---------- SOURCE MATERIAL

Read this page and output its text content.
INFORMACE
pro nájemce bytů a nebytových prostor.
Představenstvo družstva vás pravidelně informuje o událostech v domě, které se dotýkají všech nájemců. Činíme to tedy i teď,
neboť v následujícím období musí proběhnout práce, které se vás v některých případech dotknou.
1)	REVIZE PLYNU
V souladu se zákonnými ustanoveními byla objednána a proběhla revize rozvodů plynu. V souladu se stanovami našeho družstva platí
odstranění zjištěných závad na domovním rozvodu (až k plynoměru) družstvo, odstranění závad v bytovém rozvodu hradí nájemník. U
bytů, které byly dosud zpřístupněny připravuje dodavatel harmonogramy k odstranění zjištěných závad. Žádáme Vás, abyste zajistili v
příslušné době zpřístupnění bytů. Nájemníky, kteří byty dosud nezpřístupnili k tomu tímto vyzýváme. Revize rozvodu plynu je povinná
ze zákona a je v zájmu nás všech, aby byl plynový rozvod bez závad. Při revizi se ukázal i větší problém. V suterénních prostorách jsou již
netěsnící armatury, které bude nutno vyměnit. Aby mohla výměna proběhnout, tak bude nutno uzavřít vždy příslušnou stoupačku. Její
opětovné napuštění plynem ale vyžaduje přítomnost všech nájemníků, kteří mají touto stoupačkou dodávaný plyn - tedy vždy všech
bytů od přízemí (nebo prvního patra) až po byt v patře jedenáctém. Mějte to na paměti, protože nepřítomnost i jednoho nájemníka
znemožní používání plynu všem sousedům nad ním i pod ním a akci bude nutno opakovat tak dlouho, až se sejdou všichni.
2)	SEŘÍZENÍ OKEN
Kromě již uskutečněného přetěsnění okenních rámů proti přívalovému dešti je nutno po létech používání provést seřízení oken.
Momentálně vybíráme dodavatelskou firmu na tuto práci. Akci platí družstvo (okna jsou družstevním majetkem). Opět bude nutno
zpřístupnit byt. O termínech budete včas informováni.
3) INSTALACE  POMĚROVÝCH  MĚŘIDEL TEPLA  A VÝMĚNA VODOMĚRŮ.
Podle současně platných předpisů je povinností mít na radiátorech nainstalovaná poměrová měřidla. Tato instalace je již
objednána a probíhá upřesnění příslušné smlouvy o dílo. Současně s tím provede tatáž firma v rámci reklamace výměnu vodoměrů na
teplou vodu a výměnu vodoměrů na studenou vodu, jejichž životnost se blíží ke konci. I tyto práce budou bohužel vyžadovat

--------------------

## TASK OBJECTIVE
Retype the records that precede this task, keeping them exactly the same.

## FINAL RESULT
Read this page and output its text content.
INFORMACE
pro nájemce bytů a nebytových prostor.
Představenstvo družstva vás pravidelně informuje o událostech v domě, které se dotýkají všech nájemců. Činíme to tedy i teď,
neboť v následujícím období musí proběhnout práce, které se vás v některých případech dotknou.
1)	REVIZE PLYNU
V souladu se zákonnými ustanoveními byla objednána a proběhla revize rozvodů plynu. V souladu se stanovami našeho družstva platí
odstranění zjištěných závad na domovním rozvodu (až k plynoměru) družstvo, odstranění závad v bytovém rozvodu hradí nájemník. U
bytů, které byly dosud zpřístupněny připravuje dodavatel harmonogramy k odstranění zjištěných závad. Žádáme Vás, abyste zajistili v
příslušné době zpřístupnění bytů. Nájemníky, kteří byty dosud nezpřístupnili k tomu tímto vyzýváme. Revize rozvodu plynu je povinná
ze zákona a je v zájmu nás všech, aby byl plynový rozvod bez závad. Při revizi se ukázal i větší problém. V suterénních prostorách jsou již
netěsnící armatury, které bude nutno vyměnit. Aby mohla výměna proběhnout, tak bude nutno uzavřít vždy příslušnou stoupačku. Její
opětovné napuštění plynem ale vyžaduje přítomnost všech nájemníků, kteří mají touto stoupačkou dodávaný plyn - tedy vždy všech
bytů od přízemí (nebo prvního patra) až po byt v patře jedenáctém. Mějte to na paměti, protože nepřítomnost i jednoho nájemníka
znemožní používání plynu všem sousedům nad ním i pod ním a akci bude nutno opakovat tak dlouho, až se sejdou všichni.
2)	SEŘÍZENÍ OKEN
Kromě již uskutečněného přetěsnění okenních rámů proti přívalovému dešti je nutno po létech používání provést seřízení oken.
Momentálně vybíráme dodavatelskou firmu na tuto práci. Akci platí družstvo (okna jsou družstevním majetkem). Opět bude nutno
zpřístupnit byt. O termínech budete včas informováni.
3) INSTALACE  POMĚROVÝCH  MĚŘIDEL TEPLA  A VÝMĚNA VODOMĚRŮ.
Podle současně platných předpisů je povinností mít na radiátorech nainstalovaná poměrová měřidla. Tato instalace je již
objednána a probíhá upřesnění příslušné smlouvy o dílo. Současně s tím provede tatáž firma v rámci reklamace výměnu vodoměrů na
teplou vodu a výměnu vodoměrů na studenou vodu, jejichž životnost se blíží ke konci. I tyto práce budou bohužel vyžadovat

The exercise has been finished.